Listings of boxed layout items
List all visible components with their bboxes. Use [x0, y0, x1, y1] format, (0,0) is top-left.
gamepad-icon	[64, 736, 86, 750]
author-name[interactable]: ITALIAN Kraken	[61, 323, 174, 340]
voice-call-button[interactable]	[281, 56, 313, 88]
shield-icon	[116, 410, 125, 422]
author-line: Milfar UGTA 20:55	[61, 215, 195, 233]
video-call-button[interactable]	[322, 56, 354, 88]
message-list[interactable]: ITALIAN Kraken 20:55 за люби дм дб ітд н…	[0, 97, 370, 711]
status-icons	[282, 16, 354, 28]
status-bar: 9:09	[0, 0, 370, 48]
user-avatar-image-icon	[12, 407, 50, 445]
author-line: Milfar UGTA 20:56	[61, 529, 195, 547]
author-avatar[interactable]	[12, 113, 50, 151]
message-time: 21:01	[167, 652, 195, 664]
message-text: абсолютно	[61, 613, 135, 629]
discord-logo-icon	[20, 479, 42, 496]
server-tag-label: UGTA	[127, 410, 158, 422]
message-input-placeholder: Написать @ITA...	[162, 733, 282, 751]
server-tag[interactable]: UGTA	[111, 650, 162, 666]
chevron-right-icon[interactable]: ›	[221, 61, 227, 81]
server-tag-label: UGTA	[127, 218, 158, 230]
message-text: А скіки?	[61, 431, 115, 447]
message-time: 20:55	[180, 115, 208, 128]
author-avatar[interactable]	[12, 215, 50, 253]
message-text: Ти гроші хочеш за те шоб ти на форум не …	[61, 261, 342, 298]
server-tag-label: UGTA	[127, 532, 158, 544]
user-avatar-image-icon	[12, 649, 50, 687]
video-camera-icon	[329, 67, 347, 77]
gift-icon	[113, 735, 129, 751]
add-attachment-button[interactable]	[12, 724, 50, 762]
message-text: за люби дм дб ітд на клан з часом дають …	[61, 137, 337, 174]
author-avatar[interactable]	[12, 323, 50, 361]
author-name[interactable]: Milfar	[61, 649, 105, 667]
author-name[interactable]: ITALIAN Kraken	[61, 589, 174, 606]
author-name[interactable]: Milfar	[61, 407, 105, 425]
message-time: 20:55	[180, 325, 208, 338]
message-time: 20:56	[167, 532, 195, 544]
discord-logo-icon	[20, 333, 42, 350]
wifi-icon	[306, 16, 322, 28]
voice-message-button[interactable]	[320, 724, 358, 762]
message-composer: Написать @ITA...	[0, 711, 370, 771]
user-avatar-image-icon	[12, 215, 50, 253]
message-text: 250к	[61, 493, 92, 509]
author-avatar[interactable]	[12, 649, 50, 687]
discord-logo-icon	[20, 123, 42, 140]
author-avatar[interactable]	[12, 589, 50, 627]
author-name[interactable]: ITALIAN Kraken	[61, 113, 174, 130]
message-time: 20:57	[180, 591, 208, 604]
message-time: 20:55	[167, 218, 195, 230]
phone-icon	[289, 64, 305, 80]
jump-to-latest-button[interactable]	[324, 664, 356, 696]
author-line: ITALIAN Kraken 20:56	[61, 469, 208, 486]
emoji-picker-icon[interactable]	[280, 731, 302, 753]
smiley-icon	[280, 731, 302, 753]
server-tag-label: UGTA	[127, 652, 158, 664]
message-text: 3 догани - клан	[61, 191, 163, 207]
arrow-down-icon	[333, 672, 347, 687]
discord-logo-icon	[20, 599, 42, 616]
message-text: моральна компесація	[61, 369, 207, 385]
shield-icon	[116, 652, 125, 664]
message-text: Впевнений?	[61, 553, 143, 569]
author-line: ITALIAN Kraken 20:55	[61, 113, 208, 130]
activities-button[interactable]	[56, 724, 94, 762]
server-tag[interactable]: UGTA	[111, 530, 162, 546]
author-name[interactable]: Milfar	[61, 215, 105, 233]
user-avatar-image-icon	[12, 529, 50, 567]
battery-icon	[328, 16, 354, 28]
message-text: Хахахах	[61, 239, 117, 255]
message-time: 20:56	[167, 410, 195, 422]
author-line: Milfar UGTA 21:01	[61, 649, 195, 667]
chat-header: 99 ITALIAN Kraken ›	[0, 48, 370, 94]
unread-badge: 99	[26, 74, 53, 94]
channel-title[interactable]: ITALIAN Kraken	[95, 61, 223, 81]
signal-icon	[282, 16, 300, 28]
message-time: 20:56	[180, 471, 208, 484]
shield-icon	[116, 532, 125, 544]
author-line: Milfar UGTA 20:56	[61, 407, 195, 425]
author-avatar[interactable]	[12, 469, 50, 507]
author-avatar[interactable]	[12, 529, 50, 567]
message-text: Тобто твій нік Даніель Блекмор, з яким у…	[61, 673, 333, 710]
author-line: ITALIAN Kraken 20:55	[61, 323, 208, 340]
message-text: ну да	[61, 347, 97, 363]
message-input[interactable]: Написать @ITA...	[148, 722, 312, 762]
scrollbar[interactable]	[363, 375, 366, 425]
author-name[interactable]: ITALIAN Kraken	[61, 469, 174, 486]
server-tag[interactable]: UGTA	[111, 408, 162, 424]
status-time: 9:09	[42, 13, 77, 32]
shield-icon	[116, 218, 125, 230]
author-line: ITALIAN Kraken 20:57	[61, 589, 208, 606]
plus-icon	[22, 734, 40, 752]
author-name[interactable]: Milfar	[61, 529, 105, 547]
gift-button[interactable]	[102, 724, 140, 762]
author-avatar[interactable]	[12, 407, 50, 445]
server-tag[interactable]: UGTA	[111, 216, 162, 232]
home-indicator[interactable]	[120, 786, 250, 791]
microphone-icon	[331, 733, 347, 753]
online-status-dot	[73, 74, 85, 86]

Set problem — Can you return every line of the records above, unchanged and in the same order?

Response to the task —
List all visible components with their bboxes. Use [x0, y0, x1, y1] format, (0,0) is top-left.
gamepad-icon	[64, 736, 86, 750]
author-name[interactable]: ITALIAN Kraken	[61, 323, 174, 340]
voice-call-button[interactable]	[281, 56, 313, 88]
shield-icon	[116, 410, 125, 422]
author-line: Milfar UGTA 20:55	[61, 215, 195, 233]
video-call-button[interactable]	[322, 56, 354, 88]
message-list[interactable]: ITALIAN Kraken 20:55 за люби дм дб ітд н…	[0, 97, 370, 711]
status-icons	[282, 16, 354, 28]
status-bar: 9:09	[0, 0, 370, 48]
user-avatar-image-icon	[12, 407, 50, 445]
author-line: Milfar UGTA 20:56	[61, 529, 195, 547]
author-avatar[interactable]	[12, 113, 50, 151]
message-time: 21:01	[167, 652, 195, 664]
message-text: абсолютно	[61, 613, 135, 629]
discord-logo-icon	[20, 479, 42, 496]
server-tag-label: UGTA	[127, 410, 158, 422]
message-input-placeholder: Написать @ITA...	[162, 733, 282, 751]
server-tag[interactable]: UGTA	[111, 650, 162, 666]
chevron-right-icon[interactable]: ›	[221, 61, 227, 81]
server-tag-label: UGTA	[127, 218, 158, 230]
message-text: А скіки?	[61, 431, 115, 447]
message-time: 20:55	[180, 115, 208, 128]
author-avatar[interactable]	[12, 215, 50, 253]
message-text: Ти гроші хочеш за те шоб ти на форум не …	[61, 261, 342, 298]
server-tag-label: UGTA	[127, 532, 158, 544]
user-avatar-image-icon	[12, 649, 50, 687]
video-camera-icon	[329, 67, 347, 77]
gift-icon	[113, 735, 129, 751]
add-attachment-button[interactable]	[12, 724, 50, 762]
message-text: за люби дм дб ітд на клан з часом дають …	[61, 137, 337, 174]
author-avatar[interactable]	[12, 323, 50, 361]
author-name[interactable]: Milfar	[61, 649, 105, 667]
author-name[interactable]: ITALIAN Kraken	[61, 589, 174, 606]
author-name[interactable]: Milfar	[61, 407, 105, 425]
message-time: 20:55	[180, 325, 208, 338]
message-time: 20:56	[167, 532, 195, 544]
discord-logo-icon	[20, 333, 42, 350]
wifi-icon	[306, 16, 322, 28]
voice-message-button[interactable]	[320, 724, 358, 762]
message-composer: Написать @ITA...	[0, 711, 370, 771]
user-avatar-image-icon	[12, 215, 50, 253]
message-text: 250к	[61, 493, 92, 509]
author-avatar[interactable]	[12, 649, 50, 687]
discord-logo-icon	[20, 123, 42, 140]
author-avatar[interactable]	[12, 589, 50, 627]
author-name[interactable]: ITALIAN Kraken	[61, 113, 174, 130]
message-time: 20:57	[180, 591, 208, 604]
message-time: 20:55	[167, 218, 195, 230]
phone-icon	[289, 64, 305, 80]
jump-to-latest-button[interactable]	[324, 664, 356, 696]
author-line: ITALIAN Kraken 20:56	[61, 469, 208, 486]
emoji-picker-icon[interactable]	[280, 731, 302, 753]
smiley-icon	[280, 731, 302, 753]
server-tag-label: UGTA	[127, 652, 158, 664]
message-text: 3 догани - клан	[61, 191, 163, 207]
arrow-down-icon	[333, 672, 347, 687]
discord-logo-icon	[20, 599, 42, 616]
message-text: моральна компесація	[61, 369, 207, 385]
shield-icon	[116, 652, 125, 664]
message-text: Впевнений?	[61, 553, 143, 569]
author-line: ITALIAN Kraken 20:55	[61, 113, 208, 130]
activities-button[interactable]	[56, 724, 94, 762]
server-tag[interactable]: UGTA	[111, 530, 162, 546]
author-name[interactable]: Milfar	[61, 215, 105, 233]
user-avatar-image-icon	[12, 529, 50, 567]
battery-icon	[328, 16, 354, 28]
message-text: Хахахах	[61, 239, 117, 255]
message-time: 20:56	[167, 410, 195, 422]
author-line: Milfar UGTA 21:01	[61, 649, 195, 667]
chat-header: 99 ITALIAN Kraken ›	[0, 48, 370, 94]
unread-badge: 99	[26, 74, 53, 94]
channel-title[interactable]: ITALIAN Kraken	[95, 61, 223, 81]
signal-icon	[282, 16, 300, 28]
message-time: 20:56	[180, 471, 208, 484]
shield-icon	[116, 532, 125, 544]
author-line: Milfar UGTA 20:56	[61, 407, 195, 425]
author-avatar[interactable]	[12, 469, 50, 507]
author-avatar[interactable]	[12, 529, 50, 567]
message-text: Тобто твій нік Даніель Блекмор, з яким у…	[61, 673, 333, 710]
author-line: ITALIAN Kraken 20:55	[61, 323, 208, 340]
message-text: ну да	[61, 347, 97, 363]
message-input[interactable]: Написать @ITA...	[148, 722, 312, 762]
scrollbar[interactable]	[363, 375, 366, 425]
author-name[interactable]: ITALIAN Kraken	[61, 469, 174, 486]
server-tag[interactable]: UGTA	[111, 408, 162, 424]
status-time: 9:09	[42, 13, 77, 32]
shield-icon	[116, 218, 125, 230]
author-line: ITALIAN Kraken 20:57	[61, 589, 208, 606]
plus-icon	[22, 734, 40, 752]
author-name[interactable]: Milfar	[61, 529, 105, 547]
gift-button[interactable]	[102, 724, 140, 762]
author-avatar[interactable]	[12, 407, 50, 445]
server-tag[interactable]: UGTA	[111, 216, 162, 232]
home-indicator[interactable]	[120, 786, 250, 791]
microphone-icon	[331, 733, 347, 753]
online-status-dot	[73, 74, 85, 86]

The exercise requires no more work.